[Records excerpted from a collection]
====================
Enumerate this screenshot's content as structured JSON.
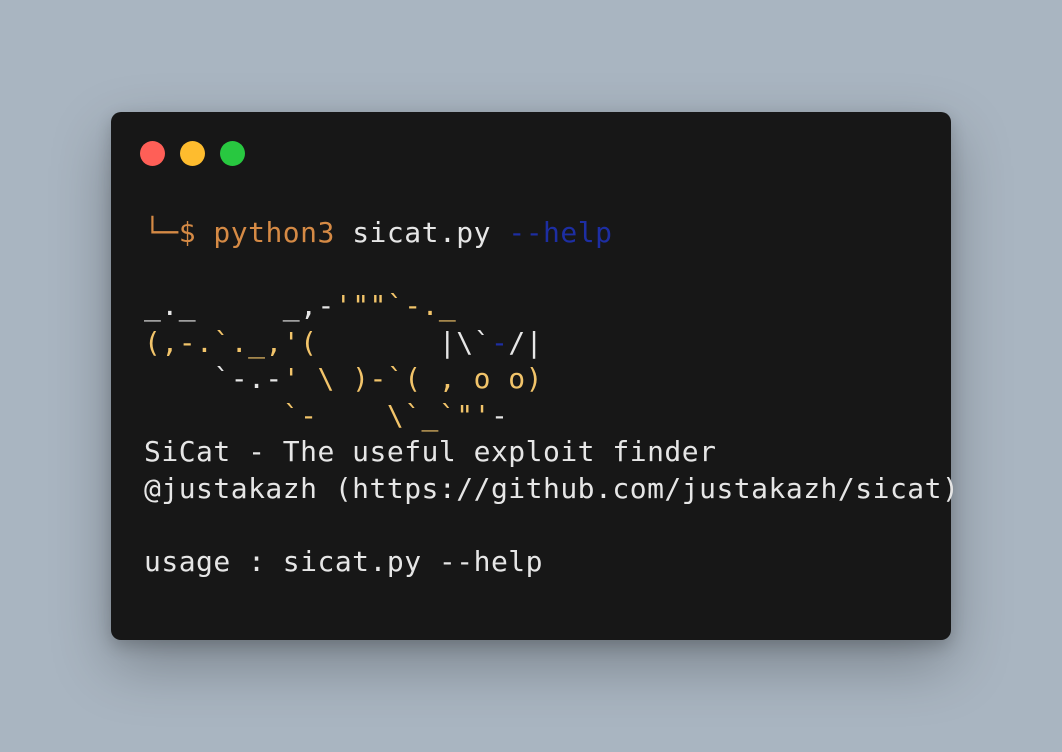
{
  "window": {
    "background": "#171717",
    "page_background": "#a9b5c1",
    "traffic_lights": [
      {
        "name": "close",
        "color": "#ff5f57"
      },
      {
        "name": "minimize",
        "color": "#febc2e"
      },
      {
        "name": "zoom",
        "color": "#28c840"
      }
    ]
  },
  "terminal": {
    "prompt": {
      "prefix": "└─$",
      "command": "python3",
      "script": "sicat.py",
      "flag": "--help"
    },
    "ascii_art": {
      "line1_white": "_._",
      "line1_gap": "     ",
      "line1_white2": "_,-",
      "line1_gold": "'\"\"`-._",
      "line2_gold": "(,-.`._,'(",
      "line2_gap": "       ",
      "line2_white": "|\\`",
      "line2_blue": "-",
      "line2_white2": "/|",
      "line3_white": "    `-.-",
      "line3_gold": "' \\ )-`( , o o)",
      "line4_gold": "        `-    \\`_`\"'",
      "line4_white": "-"
    },
    "title": "SiCat - The useful exploit finder",
    "author": "@justakazh (https://github.com/justakazh/sicat)",
    "usage": "usage : sicat.py --help"
  },
  "colors": {
    "text": "#e6e6e6",
    "command": "#d58a45",
    "flag": "#1d2ea3",
    "ascii_accent": "#f2c46a"
  }
}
====================
TASK TO COMPLETE =>
Drop the images and repeat the data exactly.

SOLUTION TO THE EXERCISE =>
Enumerate this screenshot's content as structured JSON.
{
  "window": {
    "background": "#171717",
    "page_background": "#a9b5c1",
    "traffic_lights": [
      {
        "name": "close",
        "color": "#ff5f57"
      },
      {
        "name": "minimize",
        "color": "#febc2e"
      },
      {
        "name": "zoom",
        "color": "#28c840"
      }
    ]
  },
  "terminal": {
    "prompt": {
      "prefix": "└─$",
      "command": "python3",
      "script": "sicat.py",
      "flag": "--help"
    },
    "ascii_art": {
      "line1_white": "_._",
      "line1_gap": "     ",
      "line1_white2": "_,-",
      "line1_gold": "'\"\"`-._",
      "line2_gold": "(,-.`._,'(",
      "line2_gap": "       ",
      "line2_white": "|\\`",
      "line2_blue": "-",
      "line2_white2": "/|",
      "line3_white": "    `-.-",
      "line3_gold": "' \\ )-`( , o o)",
      "line4_gold": "        `-    \\`_`\"'",
      "line4_white": "-"
    },
    "title": "SiCat - The useful exploit finder",
    "author": "@justakazh (https://github.com/justakazh/sicat)",
    "usage": "usage : sicat.py --help"
  },
  "colors": {
    "text": "#e6e6e6",
    "command": "#d58a45",
    "flag": "#1d2ea3",
    "ascii_accent": "#f2c46a"
  }
}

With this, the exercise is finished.